⟨

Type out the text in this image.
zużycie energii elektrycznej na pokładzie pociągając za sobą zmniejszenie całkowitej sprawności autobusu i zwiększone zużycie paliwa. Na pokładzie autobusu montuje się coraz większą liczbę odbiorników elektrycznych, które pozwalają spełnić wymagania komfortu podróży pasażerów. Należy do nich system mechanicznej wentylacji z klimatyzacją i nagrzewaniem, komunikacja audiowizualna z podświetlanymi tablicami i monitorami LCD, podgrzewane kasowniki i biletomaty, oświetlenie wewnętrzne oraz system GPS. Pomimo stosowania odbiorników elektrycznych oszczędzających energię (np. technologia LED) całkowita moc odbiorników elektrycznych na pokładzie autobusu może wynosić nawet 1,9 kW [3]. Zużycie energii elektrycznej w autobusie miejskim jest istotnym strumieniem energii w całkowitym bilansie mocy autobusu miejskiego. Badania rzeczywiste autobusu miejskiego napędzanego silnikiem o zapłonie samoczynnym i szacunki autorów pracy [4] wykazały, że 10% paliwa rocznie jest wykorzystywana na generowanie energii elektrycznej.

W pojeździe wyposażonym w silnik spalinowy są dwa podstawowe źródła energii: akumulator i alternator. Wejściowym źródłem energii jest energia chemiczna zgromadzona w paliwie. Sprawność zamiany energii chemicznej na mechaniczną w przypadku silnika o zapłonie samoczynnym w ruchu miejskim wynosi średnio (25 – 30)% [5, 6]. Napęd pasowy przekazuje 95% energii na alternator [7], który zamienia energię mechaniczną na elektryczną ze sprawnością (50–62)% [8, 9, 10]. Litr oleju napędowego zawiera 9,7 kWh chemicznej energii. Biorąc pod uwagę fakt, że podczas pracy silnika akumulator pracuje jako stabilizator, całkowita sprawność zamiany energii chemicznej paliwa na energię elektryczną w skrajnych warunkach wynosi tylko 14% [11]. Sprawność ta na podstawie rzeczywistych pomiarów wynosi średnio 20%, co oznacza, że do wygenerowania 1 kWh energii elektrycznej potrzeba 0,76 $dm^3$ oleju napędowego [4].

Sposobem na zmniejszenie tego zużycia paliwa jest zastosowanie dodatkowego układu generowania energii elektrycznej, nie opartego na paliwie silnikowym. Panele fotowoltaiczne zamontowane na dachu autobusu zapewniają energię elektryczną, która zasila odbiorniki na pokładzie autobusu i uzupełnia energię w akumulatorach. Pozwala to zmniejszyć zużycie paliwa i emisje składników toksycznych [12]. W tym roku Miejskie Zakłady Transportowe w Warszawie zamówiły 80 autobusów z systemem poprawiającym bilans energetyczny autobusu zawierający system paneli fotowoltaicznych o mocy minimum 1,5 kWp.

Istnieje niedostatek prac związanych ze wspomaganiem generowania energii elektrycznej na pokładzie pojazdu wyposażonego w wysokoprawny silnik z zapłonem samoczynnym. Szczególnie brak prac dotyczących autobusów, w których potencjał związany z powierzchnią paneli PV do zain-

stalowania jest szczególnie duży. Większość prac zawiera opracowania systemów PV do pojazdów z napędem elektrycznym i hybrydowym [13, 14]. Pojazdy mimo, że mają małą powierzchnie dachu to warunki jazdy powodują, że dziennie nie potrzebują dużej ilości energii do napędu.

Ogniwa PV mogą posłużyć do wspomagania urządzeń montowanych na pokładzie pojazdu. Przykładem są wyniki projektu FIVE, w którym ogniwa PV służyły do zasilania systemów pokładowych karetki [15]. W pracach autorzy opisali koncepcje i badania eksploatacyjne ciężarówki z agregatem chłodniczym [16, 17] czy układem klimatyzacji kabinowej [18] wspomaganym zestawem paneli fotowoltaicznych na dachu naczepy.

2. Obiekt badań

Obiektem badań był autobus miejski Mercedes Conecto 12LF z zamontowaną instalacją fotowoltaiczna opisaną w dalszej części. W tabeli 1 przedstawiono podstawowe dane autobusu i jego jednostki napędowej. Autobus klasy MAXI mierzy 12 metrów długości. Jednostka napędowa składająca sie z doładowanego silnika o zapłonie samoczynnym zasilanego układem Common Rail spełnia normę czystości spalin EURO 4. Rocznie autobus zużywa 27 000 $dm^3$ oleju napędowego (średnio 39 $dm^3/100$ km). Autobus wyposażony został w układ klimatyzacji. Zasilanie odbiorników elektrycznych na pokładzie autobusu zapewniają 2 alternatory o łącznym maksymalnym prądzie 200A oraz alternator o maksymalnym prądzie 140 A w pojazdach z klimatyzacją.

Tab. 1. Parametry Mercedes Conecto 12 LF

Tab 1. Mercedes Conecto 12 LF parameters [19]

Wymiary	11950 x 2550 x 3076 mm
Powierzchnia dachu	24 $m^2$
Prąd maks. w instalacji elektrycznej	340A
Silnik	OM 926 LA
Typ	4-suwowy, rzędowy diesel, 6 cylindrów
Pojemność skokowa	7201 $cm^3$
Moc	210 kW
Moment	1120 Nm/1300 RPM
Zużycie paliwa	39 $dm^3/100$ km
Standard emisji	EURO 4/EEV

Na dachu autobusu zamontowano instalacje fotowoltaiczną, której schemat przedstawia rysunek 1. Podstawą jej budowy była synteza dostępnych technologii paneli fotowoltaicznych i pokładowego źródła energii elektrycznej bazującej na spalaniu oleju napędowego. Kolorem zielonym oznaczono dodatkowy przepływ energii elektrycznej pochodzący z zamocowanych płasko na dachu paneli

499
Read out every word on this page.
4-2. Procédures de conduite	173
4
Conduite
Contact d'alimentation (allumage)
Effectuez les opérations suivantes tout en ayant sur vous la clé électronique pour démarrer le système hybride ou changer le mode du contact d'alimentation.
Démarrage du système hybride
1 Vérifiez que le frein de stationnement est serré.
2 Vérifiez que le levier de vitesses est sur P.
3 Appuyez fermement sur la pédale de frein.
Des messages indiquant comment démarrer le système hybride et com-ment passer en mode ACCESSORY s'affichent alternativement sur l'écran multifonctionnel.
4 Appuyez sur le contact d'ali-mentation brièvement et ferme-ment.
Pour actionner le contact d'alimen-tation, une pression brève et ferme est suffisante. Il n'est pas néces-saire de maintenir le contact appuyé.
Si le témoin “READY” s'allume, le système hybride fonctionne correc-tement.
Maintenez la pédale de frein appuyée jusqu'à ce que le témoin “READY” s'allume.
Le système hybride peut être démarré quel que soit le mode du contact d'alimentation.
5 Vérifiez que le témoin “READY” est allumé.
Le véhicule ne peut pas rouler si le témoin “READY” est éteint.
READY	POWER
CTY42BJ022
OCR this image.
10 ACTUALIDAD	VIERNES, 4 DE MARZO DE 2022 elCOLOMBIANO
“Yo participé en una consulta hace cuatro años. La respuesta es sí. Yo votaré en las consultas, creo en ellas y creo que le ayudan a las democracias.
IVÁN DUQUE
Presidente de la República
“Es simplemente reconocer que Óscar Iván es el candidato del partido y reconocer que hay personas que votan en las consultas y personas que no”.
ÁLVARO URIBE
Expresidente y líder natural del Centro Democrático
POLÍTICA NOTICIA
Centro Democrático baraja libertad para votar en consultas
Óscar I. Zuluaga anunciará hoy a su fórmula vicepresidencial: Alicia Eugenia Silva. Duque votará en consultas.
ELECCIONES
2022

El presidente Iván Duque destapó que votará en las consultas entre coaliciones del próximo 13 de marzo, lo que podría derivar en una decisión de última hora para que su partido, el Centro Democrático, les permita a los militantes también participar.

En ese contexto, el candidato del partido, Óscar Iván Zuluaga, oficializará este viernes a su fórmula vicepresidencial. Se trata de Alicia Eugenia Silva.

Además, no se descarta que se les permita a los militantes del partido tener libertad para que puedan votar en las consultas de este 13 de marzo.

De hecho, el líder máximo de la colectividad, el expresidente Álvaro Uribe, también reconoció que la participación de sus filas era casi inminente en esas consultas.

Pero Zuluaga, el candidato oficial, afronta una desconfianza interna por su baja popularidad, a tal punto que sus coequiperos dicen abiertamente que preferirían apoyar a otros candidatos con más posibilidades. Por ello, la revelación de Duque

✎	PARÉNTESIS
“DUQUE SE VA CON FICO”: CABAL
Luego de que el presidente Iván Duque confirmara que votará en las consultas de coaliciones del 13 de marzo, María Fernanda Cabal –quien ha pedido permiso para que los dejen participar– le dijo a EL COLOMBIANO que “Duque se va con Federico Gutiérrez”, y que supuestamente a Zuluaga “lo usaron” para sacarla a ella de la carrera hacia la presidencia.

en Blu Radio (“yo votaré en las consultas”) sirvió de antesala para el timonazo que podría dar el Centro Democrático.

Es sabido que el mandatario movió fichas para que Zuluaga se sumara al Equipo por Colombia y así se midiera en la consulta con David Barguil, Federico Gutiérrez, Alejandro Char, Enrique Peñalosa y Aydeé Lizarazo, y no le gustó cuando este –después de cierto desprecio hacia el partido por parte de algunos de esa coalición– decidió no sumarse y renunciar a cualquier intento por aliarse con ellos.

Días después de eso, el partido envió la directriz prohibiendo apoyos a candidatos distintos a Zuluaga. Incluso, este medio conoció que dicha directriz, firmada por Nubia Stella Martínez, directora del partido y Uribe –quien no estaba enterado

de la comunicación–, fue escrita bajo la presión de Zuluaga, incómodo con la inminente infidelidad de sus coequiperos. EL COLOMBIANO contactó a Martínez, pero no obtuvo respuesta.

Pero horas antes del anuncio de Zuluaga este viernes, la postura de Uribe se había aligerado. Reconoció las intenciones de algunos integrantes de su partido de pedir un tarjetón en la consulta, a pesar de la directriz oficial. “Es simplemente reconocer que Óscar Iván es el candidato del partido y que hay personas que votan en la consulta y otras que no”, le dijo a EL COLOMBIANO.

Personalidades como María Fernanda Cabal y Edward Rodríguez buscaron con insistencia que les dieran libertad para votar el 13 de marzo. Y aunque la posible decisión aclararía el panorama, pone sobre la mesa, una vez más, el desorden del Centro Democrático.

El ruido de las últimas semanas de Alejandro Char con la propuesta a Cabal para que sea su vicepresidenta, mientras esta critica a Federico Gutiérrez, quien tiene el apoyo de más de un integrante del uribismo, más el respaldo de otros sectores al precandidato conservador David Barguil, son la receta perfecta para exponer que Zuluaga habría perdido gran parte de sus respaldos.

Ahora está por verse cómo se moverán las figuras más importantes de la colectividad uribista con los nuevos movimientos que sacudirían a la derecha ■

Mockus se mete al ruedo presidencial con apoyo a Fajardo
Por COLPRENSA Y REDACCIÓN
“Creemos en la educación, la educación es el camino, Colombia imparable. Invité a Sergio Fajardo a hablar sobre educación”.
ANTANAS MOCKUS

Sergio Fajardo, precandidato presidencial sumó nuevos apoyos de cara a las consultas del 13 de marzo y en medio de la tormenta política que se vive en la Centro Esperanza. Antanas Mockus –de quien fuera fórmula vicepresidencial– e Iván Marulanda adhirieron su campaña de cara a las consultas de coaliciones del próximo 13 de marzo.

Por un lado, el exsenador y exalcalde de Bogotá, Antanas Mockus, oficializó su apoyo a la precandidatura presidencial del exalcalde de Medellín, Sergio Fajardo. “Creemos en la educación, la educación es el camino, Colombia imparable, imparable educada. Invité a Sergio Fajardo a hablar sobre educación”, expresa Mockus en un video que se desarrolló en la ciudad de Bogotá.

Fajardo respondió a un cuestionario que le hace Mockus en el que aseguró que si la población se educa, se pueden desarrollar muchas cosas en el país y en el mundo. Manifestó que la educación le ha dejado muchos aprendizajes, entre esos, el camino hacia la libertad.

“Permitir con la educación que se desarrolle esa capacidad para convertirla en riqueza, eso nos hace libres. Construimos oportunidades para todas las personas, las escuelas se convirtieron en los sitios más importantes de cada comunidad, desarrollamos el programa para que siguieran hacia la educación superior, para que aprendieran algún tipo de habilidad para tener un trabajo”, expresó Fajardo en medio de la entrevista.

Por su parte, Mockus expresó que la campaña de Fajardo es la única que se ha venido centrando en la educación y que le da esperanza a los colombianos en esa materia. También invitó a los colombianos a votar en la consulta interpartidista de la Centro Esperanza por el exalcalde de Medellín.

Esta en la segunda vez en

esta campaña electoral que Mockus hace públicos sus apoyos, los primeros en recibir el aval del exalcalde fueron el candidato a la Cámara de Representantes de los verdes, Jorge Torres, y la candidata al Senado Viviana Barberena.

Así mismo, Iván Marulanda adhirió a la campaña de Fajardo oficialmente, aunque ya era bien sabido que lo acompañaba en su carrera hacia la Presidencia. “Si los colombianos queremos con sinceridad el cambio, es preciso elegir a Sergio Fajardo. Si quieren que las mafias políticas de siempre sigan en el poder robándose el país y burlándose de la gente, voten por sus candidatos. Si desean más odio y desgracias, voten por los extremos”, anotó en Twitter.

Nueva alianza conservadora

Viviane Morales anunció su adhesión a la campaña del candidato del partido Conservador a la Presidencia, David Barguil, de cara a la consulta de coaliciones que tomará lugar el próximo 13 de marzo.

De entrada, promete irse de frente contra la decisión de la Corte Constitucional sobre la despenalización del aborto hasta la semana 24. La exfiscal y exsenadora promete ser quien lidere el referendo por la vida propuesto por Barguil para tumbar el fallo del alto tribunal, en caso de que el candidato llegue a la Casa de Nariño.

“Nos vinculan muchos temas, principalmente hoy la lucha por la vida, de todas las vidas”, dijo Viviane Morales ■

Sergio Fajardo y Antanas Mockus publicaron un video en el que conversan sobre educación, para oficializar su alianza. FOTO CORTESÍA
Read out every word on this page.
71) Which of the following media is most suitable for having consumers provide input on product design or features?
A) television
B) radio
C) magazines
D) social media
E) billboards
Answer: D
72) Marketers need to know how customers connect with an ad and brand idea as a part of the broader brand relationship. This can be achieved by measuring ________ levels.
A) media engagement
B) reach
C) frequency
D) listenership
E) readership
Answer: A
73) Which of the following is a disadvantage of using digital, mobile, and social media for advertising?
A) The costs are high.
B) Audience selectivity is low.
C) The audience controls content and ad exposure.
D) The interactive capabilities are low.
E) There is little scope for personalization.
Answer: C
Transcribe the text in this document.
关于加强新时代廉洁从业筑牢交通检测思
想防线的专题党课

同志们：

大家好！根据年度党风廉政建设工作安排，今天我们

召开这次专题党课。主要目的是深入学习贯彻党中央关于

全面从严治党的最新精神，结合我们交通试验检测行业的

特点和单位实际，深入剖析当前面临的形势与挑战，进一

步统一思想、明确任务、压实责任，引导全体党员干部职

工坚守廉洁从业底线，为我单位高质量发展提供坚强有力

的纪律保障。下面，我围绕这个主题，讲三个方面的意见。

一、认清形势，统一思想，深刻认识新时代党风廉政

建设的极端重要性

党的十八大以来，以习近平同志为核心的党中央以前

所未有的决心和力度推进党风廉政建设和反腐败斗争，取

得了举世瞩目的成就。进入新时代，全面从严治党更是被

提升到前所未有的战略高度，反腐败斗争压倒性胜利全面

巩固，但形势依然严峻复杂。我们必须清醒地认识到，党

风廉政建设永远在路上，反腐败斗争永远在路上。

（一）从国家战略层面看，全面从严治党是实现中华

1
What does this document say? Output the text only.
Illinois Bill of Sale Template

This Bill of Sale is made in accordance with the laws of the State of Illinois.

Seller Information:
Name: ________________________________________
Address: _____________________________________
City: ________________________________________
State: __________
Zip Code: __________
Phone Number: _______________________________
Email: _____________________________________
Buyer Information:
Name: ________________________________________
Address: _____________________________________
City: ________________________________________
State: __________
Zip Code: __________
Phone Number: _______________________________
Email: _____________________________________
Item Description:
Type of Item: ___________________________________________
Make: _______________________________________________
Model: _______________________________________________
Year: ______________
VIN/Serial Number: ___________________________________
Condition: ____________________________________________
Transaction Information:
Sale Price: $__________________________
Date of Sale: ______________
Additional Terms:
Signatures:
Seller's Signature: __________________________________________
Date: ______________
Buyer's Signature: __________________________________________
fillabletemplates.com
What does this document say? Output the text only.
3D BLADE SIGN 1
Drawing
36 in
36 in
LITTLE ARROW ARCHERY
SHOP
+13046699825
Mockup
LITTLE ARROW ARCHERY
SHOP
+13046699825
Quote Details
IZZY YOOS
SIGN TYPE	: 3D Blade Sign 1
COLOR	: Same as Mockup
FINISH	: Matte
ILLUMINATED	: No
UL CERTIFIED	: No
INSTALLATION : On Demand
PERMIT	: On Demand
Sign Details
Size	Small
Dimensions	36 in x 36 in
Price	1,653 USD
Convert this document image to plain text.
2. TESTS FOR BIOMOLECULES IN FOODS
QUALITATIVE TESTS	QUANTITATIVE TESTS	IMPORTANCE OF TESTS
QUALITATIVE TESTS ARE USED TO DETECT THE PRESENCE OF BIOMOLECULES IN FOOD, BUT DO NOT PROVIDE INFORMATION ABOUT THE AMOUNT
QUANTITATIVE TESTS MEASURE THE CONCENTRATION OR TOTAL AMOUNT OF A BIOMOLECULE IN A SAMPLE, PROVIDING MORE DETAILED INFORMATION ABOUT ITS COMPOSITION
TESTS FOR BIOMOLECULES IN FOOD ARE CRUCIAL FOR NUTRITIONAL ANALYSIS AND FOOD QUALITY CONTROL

⟩

What is being asked -
Each line above that includes "hybride" should be shown.

Task result -
Effectuez les opérations suivantes tout en ayant sur vous la clé électronique pour démarrer le système hybride ou changer le mode du contact d'alimentation.
Démarrage du système hybride
Des messages indiquant comment démarrer le système hybride et com-ment passer en mode ACCESSORY s'affichent alternativement sur l'écran multifonctionnel.
Si le témoin “READY” s'allume, le système hybride fonctionne correc-tement.
Le système hybride peut être démarré quel que soit le mode du contact d'alimentation.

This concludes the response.